Objective:
Which lines below hold the word "screenshot"? Copy all of them.

[Stored data]
---+---

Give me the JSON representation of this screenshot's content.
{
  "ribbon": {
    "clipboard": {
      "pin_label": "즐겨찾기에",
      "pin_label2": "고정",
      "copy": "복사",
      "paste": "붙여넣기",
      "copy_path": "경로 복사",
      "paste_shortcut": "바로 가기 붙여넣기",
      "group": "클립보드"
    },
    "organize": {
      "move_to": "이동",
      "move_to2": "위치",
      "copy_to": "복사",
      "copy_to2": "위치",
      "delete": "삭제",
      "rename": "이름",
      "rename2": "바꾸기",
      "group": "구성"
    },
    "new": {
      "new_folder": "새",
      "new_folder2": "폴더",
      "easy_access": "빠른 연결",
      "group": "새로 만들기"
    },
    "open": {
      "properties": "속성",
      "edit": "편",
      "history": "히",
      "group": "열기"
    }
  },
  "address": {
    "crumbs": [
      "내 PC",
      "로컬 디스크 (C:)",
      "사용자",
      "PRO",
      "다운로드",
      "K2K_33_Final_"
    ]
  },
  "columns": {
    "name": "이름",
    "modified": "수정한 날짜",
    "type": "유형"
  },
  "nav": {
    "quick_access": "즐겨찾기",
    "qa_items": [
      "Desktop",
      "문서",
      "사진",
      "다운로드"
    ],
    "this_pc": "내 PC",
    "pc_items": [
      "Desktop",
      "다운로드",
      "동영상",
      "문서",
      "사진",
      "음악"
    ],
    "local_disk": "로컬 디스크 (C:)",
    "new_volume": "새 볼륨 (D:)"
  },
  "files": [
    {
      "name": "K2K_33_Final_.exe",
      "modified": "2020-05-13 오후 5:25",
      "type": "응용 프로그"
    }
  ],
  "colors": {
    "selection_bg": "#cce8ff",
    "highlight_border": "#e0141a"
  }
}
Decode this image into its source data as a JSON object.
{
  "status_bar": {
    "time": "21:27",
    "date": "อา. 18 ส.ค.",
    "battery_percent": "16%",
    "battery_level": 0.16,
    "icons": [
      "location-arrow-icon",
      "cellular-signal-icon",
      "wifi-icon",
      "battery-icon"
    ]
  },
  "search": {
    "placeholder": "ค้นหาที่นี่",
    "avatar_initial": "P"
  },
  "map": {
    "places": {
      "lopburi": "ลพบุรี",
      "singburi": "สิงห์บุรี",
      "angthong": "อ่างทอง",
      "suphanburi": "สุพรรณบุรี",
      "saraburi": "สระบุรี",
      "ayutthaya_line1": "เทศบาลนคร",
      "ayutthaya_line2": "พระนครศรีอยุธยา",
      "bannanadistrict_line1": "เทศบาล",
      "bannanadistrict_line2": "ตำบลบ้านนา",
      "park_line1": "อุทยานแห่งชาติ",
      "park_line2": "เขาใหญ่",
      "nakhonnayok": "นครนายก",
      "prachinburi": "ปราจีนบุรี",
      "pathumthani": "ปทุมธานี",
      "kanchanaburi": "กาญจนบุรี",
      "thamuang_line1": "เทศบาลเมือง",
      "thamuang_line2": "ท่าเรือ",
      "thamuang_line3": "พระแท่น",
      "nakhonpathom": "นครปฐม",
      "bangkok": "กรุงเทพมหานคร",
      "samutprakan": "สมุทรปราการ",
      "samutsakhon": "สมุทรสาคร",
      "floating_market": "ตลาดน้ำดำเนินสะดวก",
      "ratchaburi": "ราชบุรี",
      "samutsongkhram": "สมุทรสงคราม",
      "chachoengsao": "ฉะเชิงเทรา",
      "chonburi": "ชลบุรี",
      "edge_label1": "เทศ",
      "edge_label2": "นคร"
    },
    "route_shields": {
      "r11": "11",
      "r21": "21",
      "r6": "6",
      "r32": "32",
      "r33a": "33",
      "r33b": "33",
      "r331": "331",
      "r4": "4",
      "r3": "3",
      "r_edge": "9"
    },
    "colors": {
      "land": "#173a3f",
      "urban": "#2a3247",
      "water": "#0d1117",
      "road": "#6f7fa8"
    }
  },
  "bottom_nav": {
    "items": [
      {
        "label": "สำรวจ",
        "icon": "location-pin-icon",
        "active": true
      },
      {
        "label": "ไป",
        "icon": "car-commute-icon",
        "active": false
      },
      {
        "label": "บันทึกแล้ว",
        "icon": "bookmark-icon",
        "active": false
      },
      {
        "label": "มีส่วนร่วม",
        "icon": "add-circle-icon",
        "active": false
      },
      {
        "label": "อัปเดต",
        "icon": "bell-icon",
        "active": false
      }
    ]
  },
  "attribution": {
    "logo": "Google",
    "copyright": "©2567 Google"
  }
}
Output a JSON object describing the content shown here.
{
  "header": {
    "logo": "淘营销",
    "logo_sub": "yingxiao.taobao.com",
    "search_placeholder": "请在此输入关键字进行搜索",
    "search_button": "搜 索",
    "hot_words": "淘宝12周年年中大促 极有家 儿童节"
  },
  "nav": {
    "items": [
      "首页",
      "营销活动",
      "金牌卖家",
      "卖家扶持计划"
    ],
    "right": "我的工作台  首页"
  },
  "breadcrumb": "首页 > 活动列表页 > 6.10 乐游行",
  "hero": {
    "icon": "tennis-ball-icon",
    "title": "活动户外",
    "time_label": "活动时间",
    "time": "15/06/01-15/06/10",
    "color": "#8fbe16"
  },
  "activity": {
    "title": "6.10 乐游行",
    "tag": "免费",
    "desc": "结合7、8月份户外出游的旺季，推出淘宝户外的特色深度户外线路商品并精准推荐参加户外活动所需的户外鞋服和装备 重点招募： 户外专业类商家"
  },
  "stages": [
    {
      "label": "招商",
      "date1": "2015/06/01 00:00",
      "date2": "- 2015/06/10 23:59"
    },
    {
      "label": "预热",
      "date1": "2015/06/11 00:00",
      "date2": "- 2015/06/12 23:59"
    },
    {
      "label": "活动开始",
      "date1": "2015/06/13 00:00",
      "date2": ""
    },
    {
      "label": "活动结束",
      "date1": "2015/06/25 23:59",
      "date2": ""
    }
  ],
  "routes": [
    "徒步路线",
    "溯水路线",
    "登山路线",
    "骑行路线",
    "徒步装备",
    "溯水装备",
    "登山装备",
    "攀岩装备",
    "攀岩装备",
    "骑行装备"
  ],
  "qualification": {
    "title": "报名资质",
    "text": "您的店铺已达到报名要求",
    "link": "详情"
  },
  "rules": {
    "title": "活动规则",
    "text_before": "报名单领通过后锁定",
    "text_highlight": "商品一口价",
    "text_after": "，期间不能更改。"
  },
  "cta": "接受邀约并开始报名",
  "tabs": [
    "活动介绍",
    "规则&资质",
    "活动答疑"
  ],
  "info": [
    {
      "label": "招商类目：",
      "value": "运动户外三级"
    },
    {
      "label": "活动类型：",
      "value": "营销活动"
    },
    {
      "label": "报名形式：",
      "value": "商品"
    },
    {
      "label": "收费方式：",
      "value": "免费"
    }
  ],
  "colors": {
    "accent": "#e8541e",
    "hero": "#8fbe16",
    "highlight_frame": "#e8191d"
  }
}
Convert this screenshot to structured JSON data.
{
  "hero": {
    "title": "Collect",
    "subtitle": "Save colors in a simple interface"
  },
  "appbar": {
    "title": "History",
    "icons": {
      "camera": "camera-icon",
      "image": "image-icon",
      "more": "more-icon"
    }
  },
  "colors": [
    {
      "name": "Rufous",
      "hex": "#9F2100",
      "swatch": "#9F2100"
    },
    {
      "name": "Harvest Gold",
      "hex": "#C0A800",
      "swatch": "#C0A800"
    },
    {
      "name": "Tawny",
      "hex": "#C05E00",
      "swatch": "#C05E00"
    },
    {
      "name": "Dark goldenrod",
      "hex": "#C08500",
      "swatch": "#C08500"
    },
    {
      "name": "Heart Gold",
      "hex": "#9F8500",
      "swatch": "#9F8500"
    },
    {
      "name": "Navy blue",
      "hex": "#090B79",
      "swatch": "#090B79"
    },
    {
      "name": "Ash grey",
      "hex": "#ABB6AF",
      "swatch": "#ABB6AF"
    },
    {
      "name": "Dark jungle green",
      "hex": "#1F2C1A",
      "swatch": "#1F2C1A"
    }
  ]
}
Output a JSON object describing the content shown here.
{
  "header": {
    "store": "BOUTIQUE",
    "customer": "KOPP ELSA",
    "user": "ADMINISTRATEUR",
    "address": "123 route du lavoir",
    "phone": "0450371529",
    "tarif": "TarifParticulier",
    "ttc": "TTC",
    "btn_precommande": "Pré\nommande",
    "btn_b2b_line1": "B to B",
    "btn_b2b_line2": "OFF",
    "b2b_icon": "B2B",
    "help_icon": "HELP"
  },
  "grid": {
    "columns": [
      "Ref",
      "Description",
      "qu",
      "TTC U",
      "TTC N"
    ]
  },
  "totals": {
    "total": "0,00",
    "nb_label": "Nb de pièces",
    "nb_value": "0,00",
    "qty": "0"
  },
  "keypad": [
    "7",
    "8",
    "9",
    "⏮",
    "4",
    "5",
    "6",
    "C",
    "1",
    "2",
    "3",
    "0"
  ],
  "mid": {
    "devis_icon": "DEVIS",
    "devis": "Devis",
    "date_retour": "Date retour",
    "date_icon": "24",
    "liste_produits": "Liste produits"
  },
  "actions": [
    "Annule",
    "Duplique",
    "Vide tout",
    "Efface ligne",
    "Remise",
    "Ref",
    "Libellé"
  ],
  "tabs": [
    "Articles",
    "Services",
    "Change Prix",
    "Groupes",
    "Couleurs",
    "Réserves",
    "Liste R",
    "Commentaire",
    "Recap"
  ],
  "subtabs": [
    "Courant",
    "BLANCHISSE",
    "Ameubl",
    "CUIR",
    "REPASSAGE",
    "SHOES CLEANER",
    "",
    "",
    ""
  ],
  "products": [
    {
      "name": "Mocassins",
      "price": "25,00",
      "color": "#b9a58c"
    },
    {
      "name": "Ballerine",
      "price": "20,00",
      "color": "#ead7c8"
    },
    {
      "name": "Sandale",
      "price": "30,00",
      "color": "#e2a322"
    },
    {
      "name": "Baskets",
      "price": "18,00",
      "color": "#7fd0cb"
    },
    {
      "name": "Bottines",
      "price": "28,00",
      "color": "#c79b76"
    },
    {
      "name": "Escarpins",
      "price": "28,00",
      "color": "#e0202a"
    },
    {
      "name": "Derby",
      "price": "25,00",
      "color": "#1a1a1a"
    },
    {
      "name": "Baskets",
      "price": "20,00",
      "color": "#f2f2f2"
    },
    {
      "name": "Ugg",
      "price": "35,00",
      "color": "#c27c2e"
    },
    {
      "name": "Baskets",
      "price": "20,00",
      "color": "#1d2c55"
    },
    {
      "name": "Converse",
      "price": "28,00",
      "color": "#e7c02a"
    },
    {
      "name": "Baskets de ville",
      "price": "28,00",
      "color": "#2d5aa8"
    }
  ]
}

---+---

Answer to this problem:
Give me the JSON representation of this screenshot's content.
Convert this screenshot to structured JSON data.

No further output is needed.